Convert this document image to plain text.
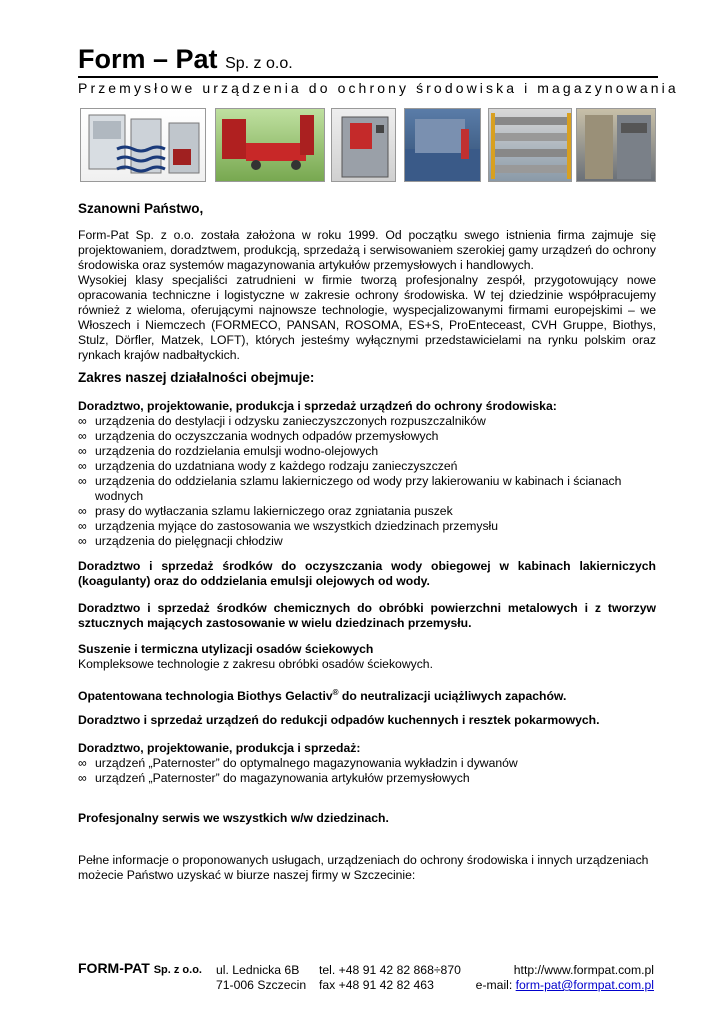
Form – Pat Sp. z o.o.
Przemysłowe urządzenia do ochrony środowiska i magazynowania
Szanowni Państwo,
Form-Pat Sp. z o.o. została założona w roku 1999. Od początku swego istnienia firma zajmuje się projektowaniem, doradztwem, produkcją, sprzedażą i serwisowaniem szerokiej gamy urządzeń do ochrony środowiska oraz systemów magazynowania artykułów przemysłowych i handlowych.
Wysokiej klasy specjaliści zatrudnieni w firmie tworzą profesjonalny zespół, przygotowujący nowe opracowania techniczne i logistyczne w zakresie ochrony środowiska. W tej dziedzinie współpracujemy również z wieloma, oferującymi najnowsze technologie, wyspecjalizowanymi firmami europejskimi – we Włoszech i Niemczech (FORMECO, PANSAN, ROSOMA, ES+S, ProEnteceast, CVH Gruppe, Biothys, Stulz, Dörfler, Matzek, LOFT), których jesteśmy wyłącznymi przedstawicielami na rynku polskim oraz rynkach krajów nadbałtyckich.
Zakres naszej działalności obejmuje:
Doradztwo, projektowanie, produkcja i sprzedaż urządzeń do ochrony środowiska:
∞ urządzenia do destylacji i odzysku zanieczyszczonych rozpuszczalników
∞ urządzenia do oczyszczania wodnych odpadów przemysłowych
∞ urządzenia do rozdzielania emulsji wodno-olejowych
∞ urządzenia do uzdatniana wody z każdego rodzaju zanieczyszczeń
∞ urządzenia do oddzielania szlamu lakierniczego od wody przy lakierowaniu w kabinach i ścianach wodnych
∞ prasy do wytłaczania szlamu lakierniczego oraz zgniatania puszek
∞ urządzenia myjące do zastosowania we wszystkich dziedzinach przemysłu
∞ urządzenia do pielęgnacji chłodziw
Doradztwo i sprzedaż środków do oczyszczania wody obiegowej w kabinach lakierniczych (koagulanty) oraz do oddzielania emulsji olejowych od wody.
Doradztwo i sprzedaż środków chemicznych do obróbki powierzchni metalowych i z tworzyw sztucznych mających zastosowanie w wielu dziedzinach przemysłu.
Suszenie i termiczna utylizacji osadów ściekowych
Kompleksowe technologie z zakresu obróbki osadów ściekowych.
Opatentowana technologia Biothys Gelactiv® do neutralizacji uciążliwych zapachów.
Doradztwo i sprzedaż urządzeń do redukcji odpadów kuchennych i resztek pokarmowych.
Doradztwo, projektowanie, produkcja i sprzedaż:
∞ urządzeń „Paternoster” do optymalnego magazynowania wykładzin i dywanów
∞ urządzeń „Paternoster” do magazynowania artykułów przemysłowych
Profesjonalny serwis we wszystkich w/w dziedzinach.
Pełne informacje o proponowanych usługach, urządzeniach do ochrony środowiska i innych urządzeniach możecie Państwo uzyskać w biurze naszej firmy w Szczecinie:
FORM-PAT Sp. z o.o. ul. Lednicka 6B
71-006 Szczecin
tel. +48 91 42 82 868÷870
fax +48 91 42 82 463
http://www.formpat.com.pl
e-mail: form-pat@formpat.com.pl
^^^^
> **Work instructions**
Retype each record exactly as it stands, but do not include the pictures.

> **Output for this exercise**
Convert this document image to plain text.
Form – Pat Sp. z o.o.
Przemysłowe urządzenia do ochrony środowiska i magazynowania
Szanowni Państwo,
Form-Pat Sp. z o.o. została założona w roku 1999. Od początku swego istnienia firma zajmuje się projektowaniem, doradztwem, produkcją, sprzedażą i serwisowaniem szerokiej gamy urządzeń do ochrony środowiska oraz systemów magazynowania artykułów przemysłowych i handlowych.
Wysokiej klasy specjaliści zatrudnieni w firmie tworzą profesjonalny zespół, przygotowujący nowe opracowania techniczne i logistyczne w zakresie ochrony środowiska. W tej dziedzinie współpracujemy również z wieloma, oferującymi najnowsze technologie, wyspecjalizowanymi firmami europejskimi – we Włoszech i Niemczech (FORMECO, PANSAN, ROSOMA, ES+S, ProEnteceast, CVH Gruppe, Biothys, Stulz, Dörfler, Matzek, LOFT), których jesteśmy wyłącznymi przedstawicielami na rynku polskim oraz rynkach krajów nadbałtyckich.
Zakres naszej działalności obejmuje:
Doradztwo, projektowanie, produkcja i sprzedaż urządzeń do ochrony środowiska:
∞ urządzenia do destylacji i odzysku zanieczyszczonych rozpuszczalników
∞ urządzenia do oczyszczania wodnych odpadów przemysłowych
∞ urządzenia do rozdzielania emulsji wodno-olejowych
∞ urządzenia do uzdatniana wody z każdego rodzaju zanieczyszczeń
∞ urządzenia do oddzielania szlamu lakierniczego od wody przy lakierowaniu w kabinach i ścianach wodnych
∞ prasy do wytłaczania szlamu lakierniczego oraz zgniatania puszek
∞ urządzenia myjące do zastosowania we wszystkich dziedzinach przemysłu
∞ urządzenia do pielęgnacji chłodziw
Doradztwo i sprzedaż środków do oczyszczania wody obiegowej w kabinach lakierniczych (koagulanty) oraz do oddzielania emulsji olejowych od wody.
Doradztwo i sprzedaż środków chemicznych do obróbki powierzchni metalowych i z tworzyw sztucznych mających zastosowanie w wielu dziedzinach przemysłu.
Suszenie i termiczna utylizacji osadów ściekowych
Kompleksowe technologie z zakresu obróbki osadów ściekowych.
Opatentowana technologia Biothys Gelactiv® do neutralizacji uciążliwych zapachów.
Doradztwo i sprzedaż urządzeń do redukcji odpadów kuchennych i resztek pokarmowych.
Doradztwo, projektowanie, produkcja i sprzedaż:
∞ urządzeń „Paternoster” do optymalnego magazynowania wykładzin i dywanów
∞ urządzeń „Paternoster” do magazynowania artykułów przemysłowych
Profesjonalny serwis we wszystkich w/w dziedzinach.
Pełne informacje o proponowanych usługach, urządzeniach do ochrony środowiska i innych urządzeniach możecie Państwo uzyskać w biurze naszej firmy w Szczecinie:
FORM-PAT Sp. z o.o. ul. Lednicka 6B
71-006 Szczecin
tel. +48 91 42 82 868÷870
fax +48 91 42 82 463
http://www.formpat.com.pl
e-mail: form-pat@formpat.com.pl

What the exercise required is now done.